# DATA EXCERPTS:
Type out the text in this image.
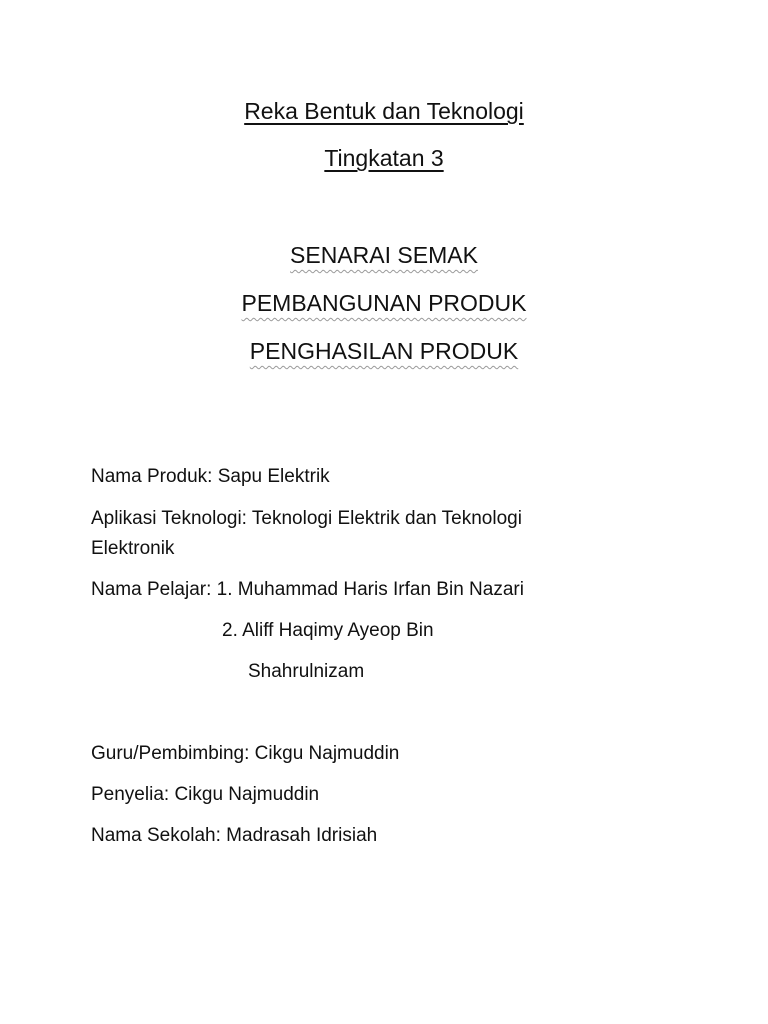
Reka Bentuk dan Teknologi
Tingkatan 3
SENARAI SEMAK
PEMBANGUNAN PRODUK
PENGHASILAN PRODUK
Nama Produk: Sapu Elektrik
Aplikasi Teknologi: Teknologi Elektrik dan Teknologi
Elektronik
Nama Pelajar: 1. Muhammad Haris Irfan Bin Nazari
2. Aliff Haqimy Ayeop Bin
Shahrulnizam
Guru/Pembimbing: Cikgu Najmuddin
Penyelia: Cikgu Najmuddin
Nama Sekolah: Madrasah Idrisiah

# SHORT TASK:
Copy the whole of the material above exactly, but not its images.

# EXPECTED ANSWER:
Type out the text in this image.
Reka Bentuk dan Teknologi
Tingkatan 3
SENARAI SEMAK
PEMBANGUNAN PRODUK
PENGHASILAN PRODUK
Nama Produk: Sapu Elektrik
Aplikasi Teknologi: Teknologi Elektrik dan Teknologi
Elektronik
Nama Pelajar: 1. Muhammad Haris Irfan Bin Nazari
2. Aliff Haqimy Ayeop Bin
Shahrulnizam
Guru/Pembimbing: Cikgu Najmuddin
Penyelia: Cikgu Najmuddin
Nama Sekolah: Madrasah Idrisiah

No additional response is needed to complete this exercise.